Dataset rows
+--

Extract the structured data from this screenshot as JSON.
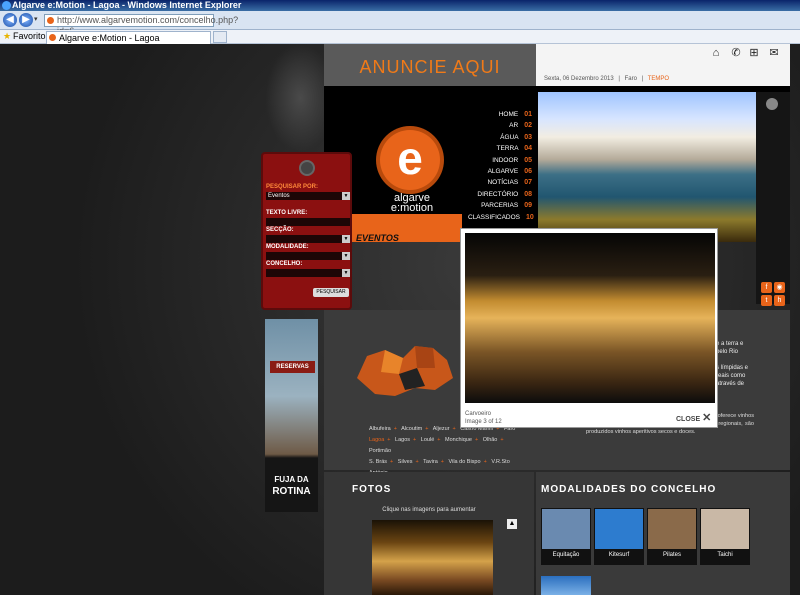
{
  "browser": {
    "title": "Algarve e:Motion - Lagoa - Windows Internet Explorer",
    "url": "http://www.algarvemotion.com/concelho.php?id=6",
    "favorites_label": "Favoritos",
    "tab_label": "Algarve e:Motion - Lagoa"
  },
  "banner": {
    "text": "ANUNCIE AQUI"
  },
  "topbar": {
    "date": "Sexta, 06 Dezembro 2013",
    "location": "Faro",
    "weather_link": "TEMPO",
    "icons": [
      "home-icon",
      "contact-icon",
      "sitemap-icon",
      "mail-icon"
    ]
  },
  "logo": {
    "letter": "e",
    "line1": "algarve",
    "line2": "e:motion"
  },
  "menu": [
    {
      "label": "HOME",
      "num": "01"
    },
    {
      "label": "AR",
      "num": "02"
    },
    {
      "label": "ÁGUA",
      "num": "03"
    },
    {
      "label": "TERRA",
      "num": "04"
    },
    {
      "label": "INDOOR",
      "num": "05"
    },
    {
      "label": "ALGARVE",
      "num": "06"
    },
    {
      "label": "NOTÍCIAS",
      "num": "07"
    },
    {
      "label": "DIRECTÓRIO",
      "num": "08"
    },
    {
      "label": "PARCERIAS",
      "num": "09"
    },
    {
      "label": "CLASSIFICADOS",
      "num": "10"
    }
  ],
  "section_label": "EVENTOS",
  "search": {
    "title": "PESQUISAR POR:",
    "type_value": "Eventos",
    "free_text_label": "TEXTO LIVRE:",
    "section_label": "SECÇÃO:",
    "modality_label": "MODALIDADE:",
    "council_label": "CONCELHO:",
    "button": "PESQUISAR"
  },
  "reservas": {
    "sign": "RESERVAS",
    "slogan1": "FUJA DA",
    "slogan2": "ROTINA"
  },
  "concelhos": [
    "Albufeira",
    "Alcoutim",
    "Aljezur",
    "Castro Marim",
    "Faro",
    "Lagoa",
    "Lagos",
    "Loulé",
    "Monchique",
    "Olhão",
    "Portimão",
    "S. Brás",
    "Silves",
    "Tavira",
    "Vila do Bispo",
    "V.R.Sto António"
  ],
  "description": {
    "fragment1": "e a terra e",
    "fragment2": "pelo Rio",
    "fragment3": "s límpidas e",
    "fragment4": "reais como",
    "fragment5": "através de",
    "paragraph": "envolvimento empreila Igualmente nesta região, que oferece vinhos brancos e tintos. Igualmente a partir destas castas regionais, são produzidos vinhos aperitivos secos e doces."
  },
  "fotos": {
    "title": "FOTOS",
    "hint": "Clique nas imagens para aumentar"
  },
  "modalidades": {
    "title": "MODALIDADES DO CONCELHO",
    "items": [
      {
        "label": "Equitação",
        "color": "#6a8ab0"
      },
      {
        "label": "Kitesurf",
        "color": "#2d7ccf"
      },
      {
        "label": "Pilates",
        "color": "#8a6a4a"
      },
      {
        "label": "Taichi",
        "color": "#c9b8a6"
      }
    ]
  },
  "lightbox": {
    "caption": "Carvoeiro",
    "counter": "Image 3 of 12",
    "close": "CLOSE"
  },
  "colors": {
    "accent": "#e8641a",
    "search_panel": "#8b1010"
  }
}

+--

DO THIS:
Write out the listing word for word, omitting the pictures it holds.

TASK OUTPUT:
Extract the structured data from this screenshot as JSON.
{
  "browser": {
    "title": "Algarve e:Motion - Lagoa - Windows Internet Explorer",
    "url": "http://www.algarvemotion.com/concelho.php?id=6",
    "favorites_label": "Favoritos",
    "tab_label": "Algarve e:Motion - Lagoa"
  },
  "banner": {
    "text": "ANUNCIE AQUI"
  },
  "topbar": {
    "date": "Sexta, 06 Dezembro 2013",
    "location": "Faro",
    "weather_link": "TEMPO",
    "icons": [
      "home-icon",
      "contact-icon",
      "sitemap-icon",
      "mail-icon"
    ]
  },
  "logo": {
    "letter": "e",
    "line1": "algarve",
    "line2": "e:motion"
  },
  "menu": [
    {
      "label": "HOME",
      "num": "01"
    },
    {
      "label": "AR",
      "num": "02"
    },
    {
      "label": "ÁGUA",
      "num": "03"
    },
    {
      "label": "TERRA",
      "num": "04"
    },
    {
      "label": "INDOOR",
      "num": "05"
    },
    {
      "label": "ALGARVE",
      "num": "06"
    },
    {
      "label": "NOTÍCIAS",
      "num": "07"
    },
    {
      "label": "DIRECTÓRIO",
      "num": "08"
    },
    {
      "label": "PARCERIAS",
      "num": "09"
    },
    {
      "label": "CLASSIFICADOS",
      "num": "10"
    }
  ],
  "section_label": "EVENTOS",
  "search": {
    "title": "PESQUISAR POR:",
    "type_value": "Eventos",
    "free_text_label": "TEXTO LIVRE:",
    "section_label": "SECÇÃO:",
    "modality_label": "MODALIDADE:",
    "council_label": "CONCELHO:",
    "button": "PESQUISAR"
  },
  "reservas": {
    "sign": "RESERVAS",
    "slogan1": "FUJA DA",
    "slogan2": "ROTINA"
  },
  "concelhos": [
    "Albufeira",
    "Alcoutim",
    "Aljezur",
    "Castro Marim",
    "Faro",
    "Lagoa",
    "Lagos",
    "Loulé",
    "Monchique",
    "Olhão",
    "Portimão",
    "S. Brás",
    "Silves",
    "Tavira",
    "Vila do Bispo",
    "V.R.Sto António"
  ],
  "description": {
    "fragment1": "e a terra e",
    "fragment2": "pelo Rio",
    "fragment3": "s límpidas e",
    "fragment4": "reais como",
    "fragment5": "através de",
    "paragraph": "envolvimento empreila Igualmente nesta região, que oferece vinhos brancos e tintos. Igualmente a partir destas castas regionais, são produzidos vinhos aperitivos secos e doces."
  },
  "fotos": {
    "title": "FOTOS",
    "hint": "Clique nas imagens para aumentar"
  },
  "modalidades": {
    "title": "MODALIDADES DO CONCELHO",
    "items": [
      {
        "label": "Equitação",
        "color": "#6a8ab0"
      },
      {
        "label": "Kitesurf",
        "color": "#2d7ccf"
      },
      {
        "label": "Pilates",
        "color": "#8a6a4a"
      },
      {
        "label": "Taichi",
        "color": "#c9b8a6"
      }
    ]
  },
  "lightbox": {
    "caption": "Carvoeiro",
    "counter": "Image 3 of 12",
    "close": "CLOSE"
  },
  "colors": {
    "accent": "#e8641a",
    "search_panel": "#8b1010"
  }
}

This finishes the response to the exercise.